# Short problem
Each record below is to be copied word for word, with pictures removed.
· · · ·
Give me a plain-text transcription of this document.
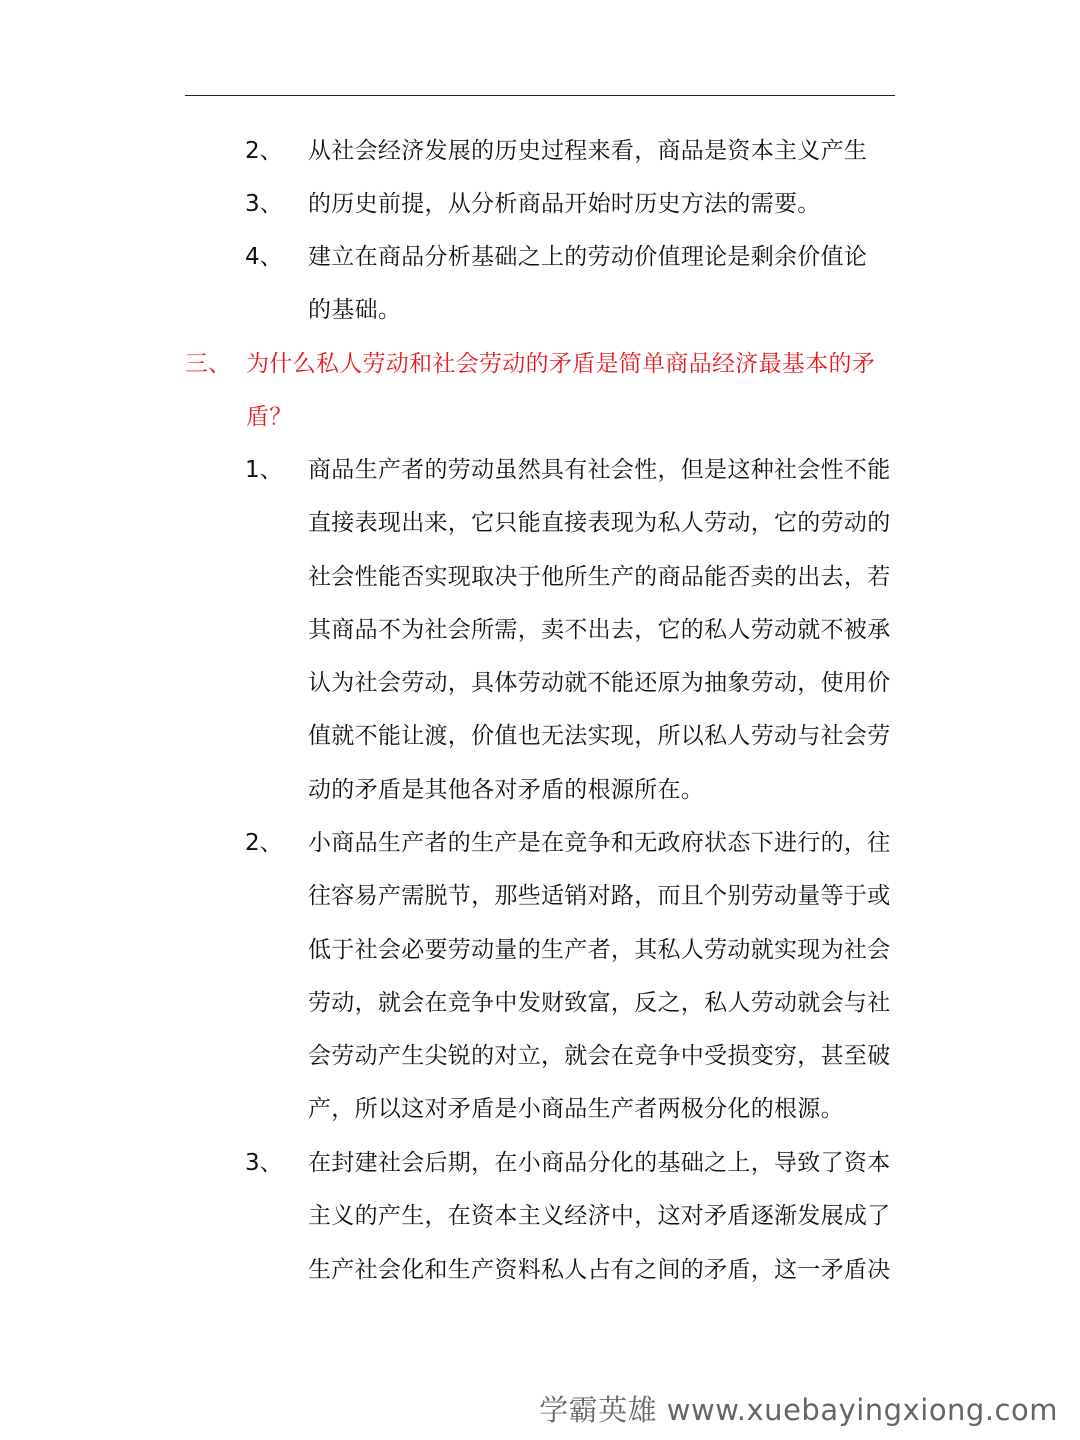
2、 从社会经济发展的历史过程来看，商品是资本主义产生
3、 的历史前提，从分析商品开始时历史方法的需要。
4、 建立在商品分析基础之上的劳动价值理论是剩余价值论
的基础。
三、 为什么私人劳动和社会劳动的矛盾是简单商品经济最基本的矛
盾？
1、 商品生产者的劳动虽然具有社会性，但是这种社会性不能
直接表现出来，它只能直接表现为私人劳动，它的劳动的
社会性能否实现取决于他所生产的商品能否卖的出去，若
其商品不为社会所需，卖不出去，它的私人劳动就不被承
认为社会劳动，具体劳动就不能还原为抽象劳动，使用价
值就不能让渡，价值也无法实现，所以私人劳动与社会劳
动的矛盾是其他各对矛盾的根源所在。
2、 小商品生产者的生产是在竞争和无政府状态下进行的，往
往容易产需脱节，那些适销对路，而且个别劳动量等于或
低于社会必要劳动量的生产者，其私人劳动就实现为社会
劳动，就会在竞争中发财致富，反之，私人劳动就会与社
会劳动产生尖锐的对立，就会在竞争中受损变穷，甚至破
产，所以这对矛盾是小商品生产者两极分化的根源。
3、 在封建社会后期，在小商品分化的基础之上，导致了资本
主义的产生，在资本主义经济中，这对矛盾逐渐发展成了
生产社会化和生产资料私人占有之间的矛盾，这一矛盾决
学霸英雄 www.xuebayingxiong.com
· · · ·
# Complete output
Give me a plain-text transcription of this document.
2、 从社会经济发展的历史过程来看，商品是资本主义产生
3、 的历史前提，从分析商品开始时历史方法的需要。
4、 建立在商品分析基础之上的劳动价值理论是剩余价值论
的基础。
三、 为什么私人劳动和社会劳动的矛盾是简单商品经济最基本的矛
盾？
1、 商品生产者的劳动虽然具有社会性，但是这种社会性不能
直接表现出来，它只能直接表现为私人劳动，它的劳动的
社会性能否实现取决于他所生产的商品能否卖的出去，若
其商品不为社会所需，卖不出去，它的私人劳动就不被承
认为社会劳动，具体劳动就不能还原为抽象劳动，使用价
值就不能让渡，价值也无法实现，所以私人劳动与社会劳
动的矛盾是其他各对矛盾的根源所在。
2、 小商品生产者的生产是在竞争和无政府状态下进行的，往
往容易产需脱节，那些适销对路，而且个别劳动量等于或
低于社会必要劳动量的生产者，其私人劳动就实现为社会
劳动，就会在竞争中发财致富，反之，私人劳动就会与社
会劳动产生尖锐的对立，就会在竞争中受损变穷，甚至破
产，所以这对矛盾是小商品生产者两极分化的根源。
3、 在封建社会后期，在小商品分化的基础之上，导致了资本
主义的产生，在资本主义经济中，这对矛盾逐渐发展成了
生产社会化和生产资料私人占有之间的矛盾，这一矛盾决
学霸英雄 www.xuebayingxiong.com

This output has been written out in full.